Write out the entries again exactly as they are given.

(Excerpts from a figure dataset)
[start]

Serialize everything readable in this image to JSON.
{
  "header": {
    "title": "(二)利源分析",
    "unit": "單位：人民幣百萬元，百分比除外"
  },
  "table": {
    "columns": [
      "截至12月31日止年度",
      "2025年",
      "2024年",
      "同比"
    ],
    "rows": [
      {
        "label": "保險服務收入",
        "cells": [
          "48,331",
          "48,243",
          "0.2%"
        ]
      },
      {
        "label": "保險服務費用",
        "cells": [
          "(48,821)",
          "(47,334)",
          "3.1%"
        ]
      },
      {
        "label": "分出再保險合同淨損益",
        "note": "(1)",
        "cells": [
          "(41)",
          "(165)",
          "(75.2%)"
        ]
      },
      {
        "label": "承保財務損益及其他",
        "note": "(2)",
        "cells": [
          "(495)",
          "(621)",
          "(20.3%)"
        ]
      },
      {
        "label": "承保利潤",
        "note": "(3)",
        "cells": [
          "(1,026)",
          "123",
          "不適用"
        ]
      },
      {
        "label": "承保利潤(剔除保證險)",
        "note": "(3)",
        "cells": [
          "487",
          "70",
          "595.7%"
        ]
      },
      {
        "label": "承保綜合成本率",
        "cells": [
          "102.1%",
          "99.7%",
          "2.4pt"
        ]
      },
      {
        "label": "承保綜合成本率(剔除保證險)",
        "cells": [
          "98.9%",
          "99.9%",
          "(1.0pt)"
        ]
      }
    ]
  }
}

[end]

Expected output ->
Serialize everything readable in this image to JSON.
{
  "header": {
    "title": "(二)利源分析",
    "unit": "單位：人民幣百萬元，百分比除外"
  },
  "table": {
    "columns": [
      "截至12月31日止年度",
      "2025年",
      "2024年",
      "同比"
    ],
    "rows": [
      {
        "label": "保險服務收入",
        "cells": [
          "48,331",
          "48,243",
          "0.2%"
        ]
      },
      {
        "label": "保險服務費用",
        "cells": [
          "(48,821)",
          "(47,334)",
          "3.1%"
        ]
      },
      {
        "label": "分出再保險合同淨損益",
        "note": "(1)",
        "cells": [
          "(41)",
          "(165)",
          "(75.2%)"
        ]
      },
      {
        "label": "承保財務損益及其他",
        "note": "(2)",
        "cells": [
          "(495)",
          "(621)",
          "(20.3%)"
        ]
      },
      {
        "label": "承保利潤",
        "note": "(3)",
        "cells": [
          "(1,026)",
          "123",
          "不適用"
        ]
      },
      {
        "label": "承保利潤(剔除保證險)",
        "note": "(3)",
        "cells": [
          "487",
          "70",
          "595.7%"
        ]
      },
      {
        "label": "承保綜合成本率",
        "cells": [
          "102.1%",
          "99.7%",
          "2.4pt"
        ]
      },
      {
        "label": "承保綜合成本率(剔除保證險)",
        "cells": [
          "98.9%",
          "99.9%",
          "(1.0pt)"
        ]
      }
    ]
  }
}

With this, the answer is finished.